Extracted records
┌──

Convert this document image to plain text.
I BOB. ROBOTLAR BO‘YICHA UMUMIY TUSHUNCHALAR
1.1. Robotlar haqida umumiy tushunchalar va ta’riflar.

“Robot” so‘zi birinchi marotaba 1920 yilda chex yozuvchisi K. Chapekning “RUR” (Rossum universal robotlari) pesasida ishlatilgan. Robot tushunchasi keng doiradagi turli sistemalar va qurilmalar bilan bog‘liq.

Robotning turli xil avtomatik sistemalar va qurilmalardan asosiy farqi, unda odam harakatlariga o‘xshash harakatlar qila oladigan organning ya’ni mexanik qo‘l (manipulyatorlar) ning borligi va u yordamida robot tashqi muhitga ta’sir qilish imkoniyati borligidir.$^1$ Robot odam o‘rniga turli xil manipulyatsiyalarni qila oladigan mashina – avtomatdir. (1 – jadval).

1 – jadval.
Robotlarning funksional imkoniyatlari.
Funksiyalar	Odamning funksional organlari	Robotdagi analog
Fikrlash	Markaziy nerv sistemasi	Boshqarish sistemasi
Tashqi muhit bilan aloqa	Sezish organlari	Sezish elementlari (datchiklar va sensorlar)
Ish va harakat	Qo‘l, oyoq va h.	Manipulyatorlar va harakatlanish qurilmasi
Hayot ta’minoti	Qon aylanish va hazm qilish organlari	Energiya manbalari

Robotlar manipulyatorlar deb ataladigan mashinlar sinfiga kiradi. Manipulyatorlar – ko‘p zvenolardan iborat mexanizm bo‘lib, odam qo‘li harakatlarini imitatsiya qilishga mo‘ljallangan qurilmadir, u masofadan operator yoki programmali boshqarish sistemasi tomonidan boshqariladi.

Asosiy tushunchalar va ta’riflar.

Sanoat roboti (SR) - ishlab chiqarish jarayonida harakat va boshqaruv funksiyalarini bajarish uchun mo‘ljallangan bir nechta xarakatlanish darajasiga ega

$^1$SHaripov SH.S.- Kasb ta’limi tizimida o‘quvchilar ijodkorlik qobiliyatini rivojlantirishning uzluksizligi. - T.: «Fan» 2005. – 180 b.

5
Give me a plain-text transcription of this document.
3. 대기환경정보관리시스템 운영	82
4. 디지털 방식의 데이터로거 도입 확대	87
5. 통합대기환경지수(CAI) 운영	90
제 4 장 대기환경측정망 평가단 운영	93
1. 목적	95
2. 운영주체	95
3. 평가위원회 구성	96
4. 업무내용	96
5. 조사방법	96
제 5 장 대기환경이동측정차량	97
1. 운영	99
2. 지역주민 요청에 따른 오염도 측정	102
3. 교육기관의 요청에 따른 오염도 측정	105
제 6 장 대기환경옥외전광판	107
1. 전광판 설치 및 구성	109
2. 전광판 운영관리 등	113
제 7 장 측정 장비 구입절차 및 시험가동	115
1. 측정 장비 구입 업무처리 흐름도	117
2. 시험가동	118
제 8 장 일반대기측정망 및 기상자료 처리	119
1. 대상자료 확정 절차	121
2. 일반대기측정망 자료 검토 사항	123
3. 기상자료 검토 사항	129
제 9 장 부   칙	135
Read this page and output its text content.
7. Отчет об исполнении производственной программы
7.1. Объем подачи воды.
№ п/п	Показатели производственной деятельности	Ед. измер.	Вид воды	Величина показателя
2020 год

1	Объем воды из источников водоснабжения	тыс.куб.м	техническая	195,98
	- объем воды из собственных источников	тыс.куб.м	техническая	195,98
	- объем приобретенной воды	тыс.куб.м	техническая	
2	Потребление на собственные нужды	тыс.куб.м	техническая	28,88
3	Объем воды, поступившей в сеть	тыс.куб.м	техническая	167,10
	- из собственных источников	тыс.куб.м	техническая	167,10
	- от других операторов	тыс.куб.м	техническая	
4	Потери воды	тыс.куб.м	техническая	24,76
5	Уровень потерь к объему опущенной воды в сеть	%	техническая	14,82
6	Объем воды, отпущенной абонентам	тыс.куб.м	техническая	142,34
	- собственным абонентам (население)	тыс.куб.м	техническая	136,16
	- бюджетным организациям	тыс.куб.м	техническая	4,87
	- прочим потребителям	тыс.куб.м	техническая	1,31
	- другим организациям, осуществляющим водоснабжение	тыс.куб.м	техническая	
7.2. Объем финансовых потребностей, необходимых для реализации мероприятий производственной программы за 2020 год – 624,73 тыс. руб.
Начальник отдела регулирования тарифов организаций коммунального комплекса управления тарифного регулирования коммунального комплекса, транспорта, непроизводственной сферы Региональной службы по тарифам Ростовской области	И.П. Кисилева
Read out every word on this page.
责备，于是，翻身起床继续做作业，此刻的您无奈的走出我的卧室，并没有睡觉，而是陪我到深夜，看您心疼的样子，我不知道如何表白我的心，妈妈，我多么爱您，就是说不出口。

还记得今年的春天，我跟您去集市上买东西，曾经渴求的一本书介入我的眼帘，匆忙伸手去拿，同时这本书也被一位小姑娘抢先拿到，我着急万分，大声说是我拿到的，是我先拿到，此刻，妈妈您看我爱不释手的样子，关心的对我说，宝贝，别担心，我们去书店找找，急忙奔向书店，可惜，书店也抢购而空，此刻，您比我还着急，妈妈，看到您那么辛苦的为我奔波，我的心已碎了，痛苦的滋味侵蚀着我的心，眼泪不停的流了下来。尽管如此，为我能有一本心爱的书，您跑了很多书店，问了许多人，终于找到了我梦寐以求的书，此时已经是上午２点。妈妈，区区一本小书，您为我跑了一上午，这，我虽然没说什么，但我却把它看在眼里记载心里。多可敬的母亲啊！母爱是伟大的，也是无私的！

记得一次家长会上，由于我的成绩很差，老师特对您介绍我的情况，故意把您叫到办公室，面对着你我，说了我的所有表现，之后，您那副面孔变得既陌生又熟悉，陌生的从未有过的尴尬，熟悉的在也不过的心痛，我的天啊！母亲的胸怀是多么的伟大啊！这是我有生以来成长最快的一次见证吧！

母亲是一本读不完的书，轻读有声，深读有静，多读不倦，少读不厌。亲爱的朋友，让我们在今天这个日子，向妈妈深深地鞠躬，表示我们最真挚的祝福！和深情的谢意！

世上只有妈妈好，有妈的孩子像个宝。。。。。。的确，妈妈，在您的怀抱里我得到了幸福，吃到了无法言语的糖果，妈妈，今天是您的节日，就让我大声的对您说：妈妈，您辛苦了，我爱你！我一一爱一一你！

└──

YOUR OBJECTIVE
What is the number of lines in this material that hold the string "Read"? Answer with that number only.

TASK OUTPUT
2